---------- Records ----------
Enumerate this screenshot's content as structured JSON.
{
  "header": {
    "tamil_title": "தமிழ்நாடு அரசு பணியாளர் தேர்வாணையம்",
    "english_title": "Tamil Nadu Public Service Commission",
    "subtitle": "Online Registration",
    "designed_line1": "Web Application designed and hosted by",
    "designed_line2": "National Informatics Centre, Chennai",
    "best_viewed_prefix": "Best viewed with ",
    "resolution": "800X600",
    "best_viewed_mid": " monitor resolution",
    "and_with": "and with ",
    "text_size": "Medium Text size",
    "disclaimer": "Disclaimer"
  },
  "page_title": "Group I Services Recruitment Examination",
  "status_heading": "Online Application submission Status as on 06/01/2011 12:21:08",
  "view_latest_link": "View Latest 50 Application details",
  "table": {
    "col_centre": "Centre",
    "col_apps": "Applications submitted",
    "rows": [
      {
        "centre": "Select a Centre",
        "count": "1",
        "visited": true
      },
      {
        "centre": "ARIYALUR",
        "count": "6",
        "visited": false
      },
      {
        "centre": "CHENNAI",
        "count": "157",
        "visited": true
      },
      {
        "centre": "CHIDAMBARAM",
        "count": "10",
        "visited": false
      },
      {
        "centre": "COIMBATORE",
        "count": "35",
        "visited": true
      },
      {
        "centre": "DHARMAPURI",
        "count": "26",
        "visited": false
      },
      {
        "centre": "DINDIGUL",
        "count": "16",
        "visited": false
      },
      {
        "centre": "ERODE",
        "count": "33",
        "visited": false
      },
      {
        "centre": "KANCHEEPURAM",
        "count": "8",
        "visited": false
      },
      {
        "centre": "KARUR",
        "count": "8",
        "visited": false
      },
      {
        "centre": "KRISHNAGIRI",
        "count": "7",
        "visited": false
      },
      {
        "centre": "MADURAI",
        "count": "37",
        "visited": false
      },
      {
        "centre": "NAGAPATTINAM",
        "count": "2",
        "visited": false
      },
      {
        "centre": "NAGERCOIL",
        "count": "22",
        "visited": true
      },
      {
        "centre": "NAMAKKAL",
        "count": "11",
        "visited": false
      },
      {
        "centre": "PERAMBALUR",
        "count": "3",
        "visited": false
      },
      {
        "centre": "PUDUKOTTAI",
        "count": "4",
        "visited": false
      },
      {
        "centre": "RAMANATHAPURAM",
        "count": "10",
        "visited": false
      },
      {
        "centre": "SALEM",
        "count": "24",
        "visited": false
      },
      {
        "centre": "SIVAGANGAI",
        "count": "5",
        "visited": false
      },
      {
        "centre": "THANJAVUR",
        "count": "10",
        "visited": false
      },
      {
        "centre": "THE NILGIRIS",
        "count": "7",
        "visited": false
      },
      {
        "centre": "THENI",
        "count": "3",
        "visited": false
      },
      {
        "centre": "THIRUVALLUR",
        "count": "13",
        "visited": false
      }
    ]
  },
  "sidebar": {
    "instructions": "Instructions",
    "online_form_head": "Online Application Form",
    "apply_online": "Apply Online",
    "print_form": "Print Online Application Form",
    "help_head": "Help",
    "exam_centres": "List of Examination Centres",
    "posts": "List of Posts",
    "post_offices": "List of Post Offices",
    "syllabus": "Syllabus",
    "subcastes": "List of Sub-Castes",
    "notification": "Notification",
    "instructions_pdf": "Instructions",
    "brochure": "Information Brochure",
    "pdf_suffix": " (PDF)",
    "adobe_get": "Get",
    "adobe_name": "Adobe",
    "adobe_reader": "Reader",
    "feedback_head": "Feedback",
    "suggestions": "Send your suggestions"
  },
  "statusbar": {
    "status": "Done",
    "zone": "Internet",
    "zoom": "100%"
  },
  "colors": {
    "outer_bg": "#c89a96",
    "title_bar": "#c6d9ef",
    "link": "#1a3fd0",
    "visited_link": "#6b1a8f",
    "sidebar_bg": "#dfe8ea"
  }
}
----------
Written instruction »
Write out every line exactly as it stands.

The reply »
Enumerate this screenshot's content as structured JSON.
{
  "header": {
    "tamil_title": "தமிழ்நாடு அரசு பணியாளர் தேர்வாணையம்",
    "english_title": "Tamil Nadu Public Service Commission",
    "subtitle": "Online Registration",
    "designed_line1": "Web Application designed and hosted by",
    "designed_line2": "National Informatics Centre, Chennai",
    "best_viewed_prefix": "Best viewed with ",
    "resolution": "800X600",
    "best_viewed_mid": " monitor resolution",
    "and_with": "and with ",
    "text_size": "Medium Text size",
    "disclaimer": "Disclaimer"
  },
  "page_title": "Group I Services Recruitment Examination",
  "status_heading": "Online Application submission Status as on 06/01/2011 12:21:08",
  "view_latest_link": "View Latest 50 Application details",
  "table": {
    "col_centre": "Centre",
    "col_apps": "Applications submitted",
    "rows": [
      {
        "centre": "Select a Centre",
        "count": "1",
        "visited": true
      },
      {
        "centre": "ARIYALUR",
        "count": "6",
        "visited": false
      },
      {
        "centre": "CHENNAI",
        "count": "157",
        "visited": true
      },
      {
        "centre": "CHIDAMBARAM",
        "count": "10",
        "visited": false
      },
      {
        "centre": "COIMBATORE",
        "count": "35",
        "visited": true
      },
      {
        "centre": "DHARMAPURI",
        "count": "26",
        "visited": false
      },
      {
        "centre": "DINDIGUL",
        "count": "16",
        "visited": false
      },
      {
        "centre": "ERODE",
        "count": "33",
        "visited": false
      },
      {
        "centre": "KANCHEEPURAM",
        "count": "8",
        "visited": false
      },
      {
        "centre": "KARUR",
        "count": "8",
        "visited": false
      },
      {
        "centre": "KRISHNAGIRI",
        "count": "7",
        "visited": false
      },
      {
        "centre": "MADURAI",
        "count": "37",
        "visited": false
      },
      {
        "centre": "NAGAPATTINAM",
        "count": "2",
        "visited": false
      },
      {
        "centre": "NAGERCOIL",
        "count": "22",
        "visited": true
      },
      {
        "centre": "NAMAKKAL",
        "count": "11",
        "visited": false
      },
      {
        "centre": "PERAMBALUR",
        "count": "3",
        "visited": false
      },
      {
        "centre": "PUDUKOTTAI",
        "count": "4",
        "visited": false
      },
      {
        "centre": "RAMANATHAPURAM",
        "count": "10",
        "visited": false
      },
      {
        "centre": "SALEM",
        "count": "24",
        "visited": false
      },
      {
        "centre": "SIVAGANGAI",
        "count": "5",
        "visited": false
      },
      {
        "centre": "THANJAVUR",
        "count": "10",
        "visited": false
      },
      {
        "centre": "THE NILGIRIS",
        "count": "7",
        "visited": false
      },
      {
        "centre": "THENI",
        "count": "3",
        "visited": false
      },
      {
        "centre": "THIRUVALLUR",
        "count": "13",
        "visited": false
      }
    ]
  },
  "sidebar": {
    "instructions": "Instructions",
    "online_form_head": "Online Application Form",
    "apply_online": "Apply Online",
    "print_form": "Print Online Application Form",
    "help_head": "Help",
    "exam_centres": "List of Examination Centres",
    "posts": "List of Posts",
    "post_offices": "List of Post Offices",
    "syllabus": "Syllabus",
    "subcastes": "List of Sub-Castes",
    "notification": "Notification",
    "instructions_pdf": "Instructions",
    "brochure": "Information Brochure",
    "pdf_suffix": " (PDF)",
    "adobe_get": "Get",
    "adobe_name": "Adobe",
    "adobe_reader": "Reader",
    "feedback_head": "Feedback",
    "suggestions": "Send your suggestions"
  },
  "statusbar": {
    "status": "Done",
    "zone": "Internet",
    "zoom": "100%"
  },
  "colors": {
    "outer_bg": "#c89a96",
    "title_bar": "#c6d9ef",
    "link": "#1a3fd0",
    "visited_link": "#6b1a8f",
    "sidebar_bg": "#dfe8ea"
  }
}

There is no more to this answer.